** BEGIN INPUT **

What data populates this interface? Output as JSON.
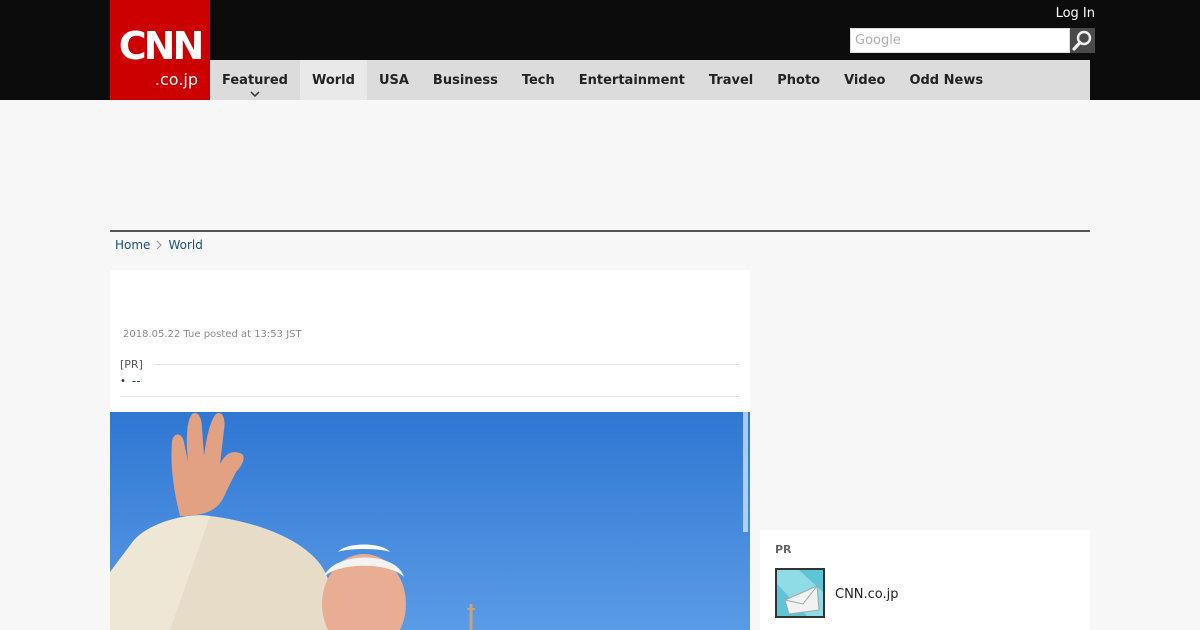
{
  "header": {
    "logo_text": "CNN",
    "logo_sub": ".co.jp",
    "login_label": "Log In",
    "search_placeholder": "Google",
    "colors": {
      "brand_red": "#cc0000",
      "topbar": "#0c0c0c",
      "nav_bg": "#dcdcdc"
    }
  },
  "nav": {
    "items": [
      {
        "label": "Featured"
      },
      {
        "label": "World"
      },
      {
        "label": "USA"
      },
      {
        "label": "Business"
      },
      {
        "label": "Tech"
      },
      {
        "label": "Entertainment"
      },
      {
        "label": "Travel"
      },
      {
        "label": "Photo"
      },
      {
        "label": "Video"
      },
      {
        "label": "Odd News"
      }
    ],
    "active": "World"
  },
  "breadcrumb": {
    "home": "Home",
    "section": "World"
  },
  "article": {
    "posted": "2018.05.22 Tue posted at 13:53 JST",
    "pr_label": "[PR]",
    "pr_link": "--",
    "photo_icon": "photo-image"
  },
  "sidebar": {
    "pr_label": "PR",
    "item_name": "CNN.co.jp",
    "thumb_icon": "mail-thumbnail-icon"
  }
}
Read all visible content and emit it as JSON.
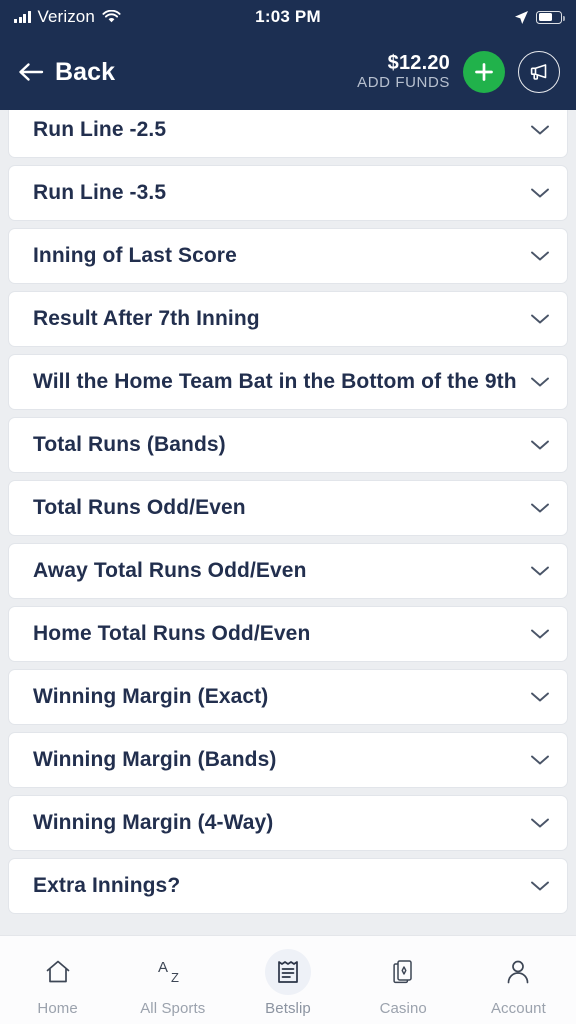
{
  "status_bar": {
    "carrier": "Verizon",
    "time": "1:03 PM",
    "signal_icon": "signal-bars-icon",
    "wifi_icon": "wifi-icon",
    "location_icon": "location-arrow-icon",
    "battery_icon": "battery-icon",
    "battery_level": 62
  },
  "header": {
    "back_label": "Back",
    "back_icon": "arrow-left-icon",
    "balance": "$12.20",
    "add_funds_label": "ADD FUNDS",
    "add_icon": "plus-icon",
    "promo_icon": "megaphone-icon",
    "bg_color": "#1c2f52",
    "accent_green": "#21b24b"
  },
  "markets": [
    {
      "title": "Run Line -2.5",
      "expand_icon": "chevron-down-icon"
    },
    {
      "title": "Run Line -3.5",
      "expand_icon": "chevron-down-icon"
    },
    {
      "title": "Inning of Last Score",
      "expand_icon": "chevron-down-icon"
    },
    {
      "title": "Result After 7th Inning",
      "expand_icon": "chevron-down-icon"
    },
    {
      "title": "Will the Home Team Bat in the Bottom of the 9th",
      "expand_icon": "chevron-down-icon"
    },
    {
      "title": "Total Runs (Bands)",
      "expand_icon": "chevron-down-icon"
    },
    {
      "title": "Total Runs Odd/Even",
      "expand_icon": "chevron-down-icon"
    },
    {
      "title": "Away Total Runs Odd/Even",
      "expand_icon": "chevron-down-icon"
    },
    {
      "title": "Home Total Runs Odd/Even",
      "expand_icon": "chevron-down-icon"
    },
    {
      "title": "Winning Margin (Exact)",
      "expand_icon": "chevron-down-icon"
    },
    {
      "title": "Winning Margin (Bands)",
      "expand_icon": "chevron-down-icon"
    },
    {
      "title": "Winning Margin (4-Way)",
      "expand_icon": "chevron-down-icon"
    },
    {
      "title": "Extra Innings?",
      "expand_icon": "chevron-down-icon"
    }
  ],
  "tabs": [
    {
      "label": "Home",
      "icon": "home-icon",
      "active": false
    },
    {
      "label": "All Sports",
      "icon": "a-to-z-icon",
      "active": false
    },
    {
      "label": "Betslip",
      "icon": "betslip-icon",
      "active": true
    },
    {
      "label": "Casino",
      "icon": "playing-cards-icon",
      "active": false
    },
    {
      "label": "Account",
      "icon": "person-icon",
      "active": false
    }
  ]
}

** END INPUT **

WHAT YOU WILL DO:
Set down the material exactly, every line of it, except for the pictures.

WORKED ANSWER:
What data populates this interface? Output as JSON.
{
  "header": {
    "logo_text": "CNN",
    "logo_sub": ".co.jp",
    "login_label": "Log In",
    "search_placeholder": "Google",
    "colors": {
      "brand_red": "#cc0000",
      "topbar": "#0c0c0c",
      "nav_bg": "#dcdcdc"
    }
  },
  "nav": {
    "items": [
      {
        "label": "Featured"
      },
      {
        "label": "World"
      },
      {
        "label": "USA"
      },
      {
        "label": "Business"
      },
      {
        "label": "Tech"
      },
      {
        "label": "Entertainment"
      },
      {
        "label": "Travel"
      },
      {
        "label": "Photo"
      },
      {
        "label": "Video"
      },
      {
        "label": "Odd News"
      }
    ],
    "active": "World"
  },
  "breadcrumb": {
    "home": "Home",
    "section": "World"
  },
  "article": {
    "posted": "2018.05.22 Tue posted at 13:53 JST",
    "pr_label": "[PR]",
    "pr_link": "--",
    "photo_icon": "photo-image"
  },
  "sidebar": {
    "pr_label": "PR",
    "item_name": "CNN.co.jp",
    "thumb_icon": "mail-thumbnail-icon"
  }
}
Read all visible content and emit it as JSON.
{
  "status_bar": {
    "carrier": "Verizon",
    "time": "1:03 PM",
    "signal_icon": "signal-bars-icon",
    "wifi_icon": "wifi-icon",
    "location_icon": "location-arrow-icon",
    "battery_icon": "battery-icon",
    "battery_level": 62
  },
  "header": {
    "back_label": "Back",
    "back_icon": "arrow-left-icon",
    "balance": "$12.20",
    "add_funds_label": "ADD FUNDS",
    "add_icon": "plus-icon",
    "promo_icon": "megaphone-icon",
    "bg_color": "#1c2f52",
    "accent_green": "#21b24b"
  },
  "markets": [
    {
      "title": "Run Line -2.5",
      "expand_icon": "chevron-down-icon"
    },
    {
      "title": "Run Line -3.5",
      "expand_icon": "chevron-down-icon"
    },
    {
      "title": "Inning of Last Score",
      "expand_icon": "chevron-down-icon"
    },
    {
      "title": "Result After 7th Inning",
      "expand_icon": "chevron-down-icon"
    },
    {
      "title": "Will the Home Team Bat in the Bottom of the 9th",
      "expand_icon": "chevron-down-icon"
    },
    {
      "title": "Total Runs (Bands)",
      "expand_icon": "chevron-down-icon"
    },
    {
      "title": "Total Runs Odd/Even",
      "expand_icon": "chevron-down-icon"
    },
    {
      "title": "Away Total Runs Odd/Even",
      "expand_icon": "chevron-down-icon"
    },
    {
      "title": "Home Total Runs Odd/Even",
      "expand_icon": "chevron-down-icon"
    },
    {
      "title": "Winning Margin (Exact)",
      "expand_icon": "chevron-down-icon"
    },
    {
      "title": "Winning Margin (Bands)",
      "expand_icon": "chevron-down-icon"
    },
    {
      "title": "Winning Margin (4-Way)",
      "expand_icon": "chevron-down-icon"
    },
    {
      "title": "Extra Innings?",
      "expand_icon": "chevron-down-icon"
    }
  ],
  "tabs": [
    {
      "label": "Home",
      "icon": "home-icon",
      "active": false
    },
    {
      "label": "All Sports",
      "icon": "a-to-z-icon",
      "active": false
    },
    {
      "label": "Betslip",
      "icon": "betslip-icon",
      "active": true
    },
    {
      "label": "Casino",
      "icon": "playing-cards-icon",
      "active": false
    },
    {
      "label": "Account",
      "icon": "person-icon",
      "active": false
    }
  ]
}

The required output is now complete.